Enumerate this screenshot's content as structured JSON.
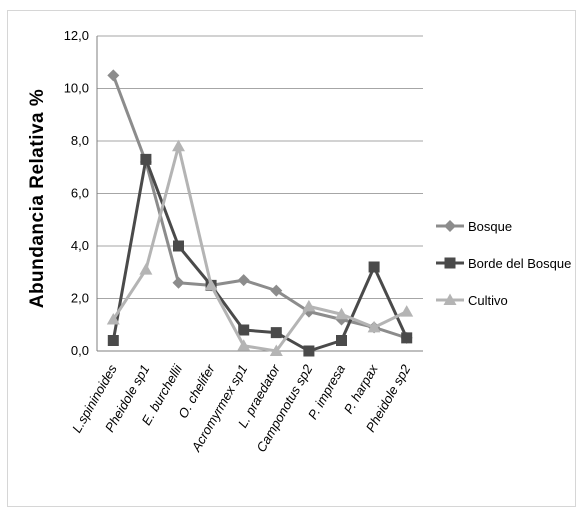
{
  "chart_data": {
    "type": "line",
    "title": "",
    "xlabel": "",
    "ylabel": "Abundancia Relativa %",
    "ylim": [
      0,
      12
    ],
    "yticks": [
      "0,0",
      "2,0",
      "4,0",
      "6,0",
      "8,0",
      "10,0",
      "12,0"
    ],
    "ytick_values": [
      0,
      2,
      4,
      6,
      8,
      10,
      12
    ],
    "grid": "horizontal",
    "legend_position": "right",
    "categories": [
      "L.spininoides",
      "Pheidole sp1",
      "E. burchellii",
      "O. chelifer",
      "Acromyrmex sp1",
      "L. praedator",
      "Camponotus sp2",
      "P. impresa",
      "P. harpax",
      "Pheidole sp2"
    ],
    "series": [
      {
        "name": "Bosque",
        "marker": "diamond",
        "color": "#8c8c8c",
        "values": [
          10.5,
          7.2,
          2.6,
          2.5,
          2.7,
          2.3,
          1.5,
          1.2,
          0.9,
          0.5
        ]
      },
      {
        "name": "Borde del Bosque",
        "marker": "square",
        "color": "#4a4a4a",
        "values": [
          0.4,
          7.3,
          4.0,
          2.5,
          0.8,
          0.7,
          0.0,
          0.4,
          3.2,
          0.5
        ]
      },
      {
        "name": "Cultivo",
        "marker": "triangle",
        "color": "#b4b4b4",
        "values": [
          1.2,
          3.1,
          7.8,
          2.5,
          0.2,
          0.0,
          1.7,
          1.4,
          0.9,
          1.5
        ]
      }
    ]
  }
}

◆ **WORK INSTRUCTIONS**: Without including any pictures, print all of the material exactly as given.

◆ **ANSWER FOR THE TASK**:
Enumerate this screenshot's content as structured JSON.
{
  "chart_data": {
    "type": "line",
    "title": "",
    "xlabel": "",
    "ylabel": "Abundancia Relativa %",
    "ylim": [
      0,
      12
    ],
    "yticks": [
      "0,0",
      "2,0",
      "4,0",
      "6,0",
      "8,0",
      "10,0",
      "12,0"
    ],
    "ytick_values": [
      0,
      2,
      4,
      6,
      8,
      10,
      12
    ],
    "grid": "horizontal",
    "legend_position": "right",
    "categories": [
      "L.spininoides",
      "Pheidole sp1",
      "E. burchellii",
      "O. chelifer",
      "Acromyrmex sp1",
      "L. praedator",
      "Camponotus sp2",
      "P. impresa",
      "P. harpax",
      "Pheidole sp2"
    ],
    "series": [
      {
        "name": "Bosque",
        "marker": "diamond",
        "color": "#8c8c8c",
        "values": [
          10.5,
          7.2,
          2.6,
          2.5,
          2.7,
          2.3,
          1.5,
          1.2,
          0.9,
          0.5
        ]
      },
      {
        "name": "Borde del Bosque",
        "marker": "square",
        "color": "#4a4a4a",
        "values": [
          0.4,
          7.3,
          4.0,
          2.5,
          0.8,
          0.7,
          0.0,
          0.4,
          3.2,
          0.5
        ]
      },
      {
        "name": "Cultivo",
        "marker": "triangle",
        "color": "#b4b4b4",
        "values": [
          1.2,
          3.1,
          7.8,
          2.5,
          0.2,
          0.0,
          1.7,
          1.4,
          0.9,
          1.5
        ]
      }
    ]
  }
}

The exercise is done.